> [The problem]:
Scan the entries below. List each line with "fill".

++++ Supplied data

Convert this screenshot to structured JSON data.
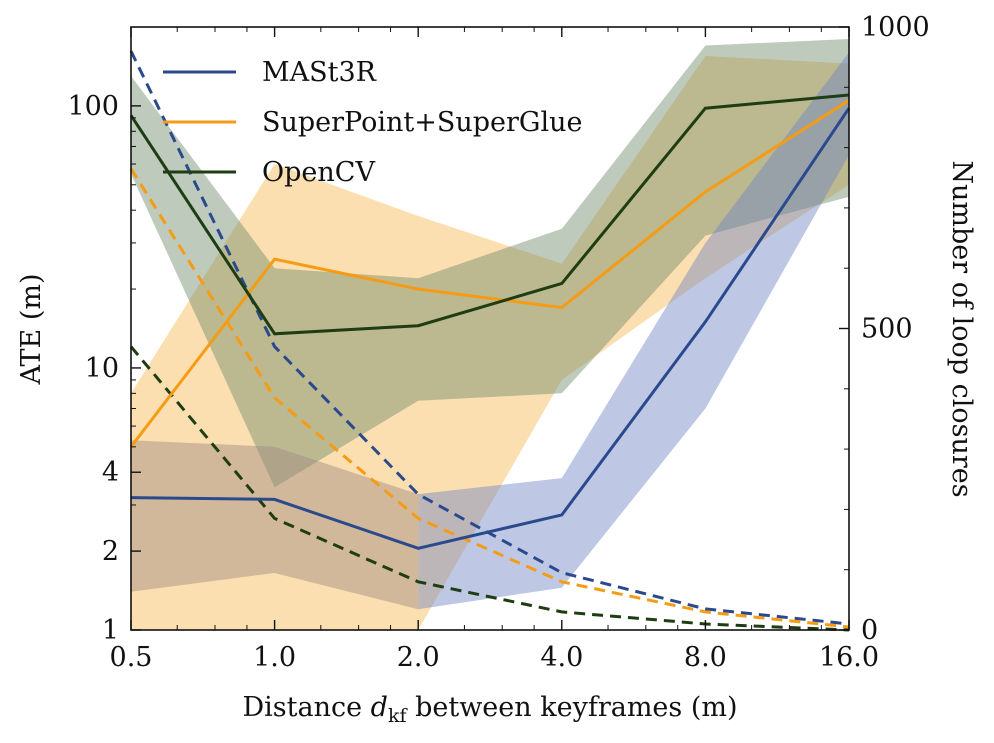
{
  "chart_data": {
    "type": "line",
    "x": [
      0.5,
      1.0,
      2.0,
      4.0,
      8.0,
      16.0
    ],
    "x_tick_labels": [
      "0.5",
      "1.0",
      "2.0",
      "4.0",
      "8.0",
      "16.0"
    ],
    "xscale": "log2",
    "xlabel_prefix": "Distance ",
    "xlabel_var": "d",
    "xlabel_sub": "kf",
    "xlabel_suffix": " between keyframes (m)",
    "ylabel": "ATE (m)",
    "yscale": "log10",
    "ylim": [
      1,
      200
    ],
    "y_tick_values": [
      1,
      2,
      4,
      10,
      100
    ],
    "y_tick_labels": [
      "1",
      "2",
      "4",
      "10",
      "100"
    ],
    "y2label": "Number of loop closures",
    "y2lim": [
      0,
      1000
    ],
    "y2_tick_values": [
      0,
      500,
      1000
    ],
    "y2_tick_labels": [
      "0",
      "500",
      "1000"
    ],
    "legend_position": "top-left",
    "series": [
      {
        "name": "MASt3R",
        "color": "#2b4a8d",
        "fill": "#6f86c6",
        "ate_mean": [
          3.2,
          3.15,
          2.05,
          2.75,
          15.0,
          98.0
        ],
        "ate_lower": [
          1.4,
          1.65,
          1.2,
          1.45,
          7.0,
          65.0
        ],
        "ate_upper": [
          5.3,
          null,
          3.3,
          3.8,
          30.0,
          160.0
        ],
        "loop_closures": [
          960,
          470,
          225,
          95,
          35,
          10
        ]
      },
      {
        "name": "SuperPoint+SuperGlue",
        "color": "#f59c14",
        "fill": "#f9b84f",
        "ate_mean": [
          5.0,
          26.0,
          20.0,
          17.0,
          47.0,
          105.0
        ],
        "ate_lower": [
          1.0,
          1.0,
          1.0,
          9.0,
          22.0,
          50.0
        ],
        "ate_upper": [
          8.0,
          60.0,
          38.0,
          25.0,
          155.0,
          145.0
        ],
        "loop_closures": [
          765,
          385,
          185,
          80,
          30,
          5
        ]
      },
      {
        "name": "OpenCV",
        "color": "#1e3d12",
        "fill": "#6e8a6b",
        "ate_mean": [
          92.0,
          13.5,
          14.5,
          21.0,
          98.0,
          110.0
        ],
        "ate_lower": [
          55.0,
          3.5,
          7.5,
          8.0,
          32.0,
          45.0
        ],
        "ate_upper": [
          130.0,
          24.0,
          22.0,
          34.0,
          170.0,
          180.0
        ],
        "loop_closures": [
          470,
          185,
          80,
          30,
          10,
          0
        ]
      }
    ],
    "extra_bands": [
      {
        "color": "#6f86c6",
        "upper": [
          5.3,
          5.0,
          3.3,
          3.8,
          30.0,
          160.0
        ],
        "lower": [
          1.4,
          1.65,
          1.2,
          1.45,
          7.0,
          65.0
        ]
      }
    ]
  }
}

++++++++

> [Problem solution]:
        "fill": "#6f86c6",
        "fill": "#f9b84f",
        "fill": "#6e8a6b",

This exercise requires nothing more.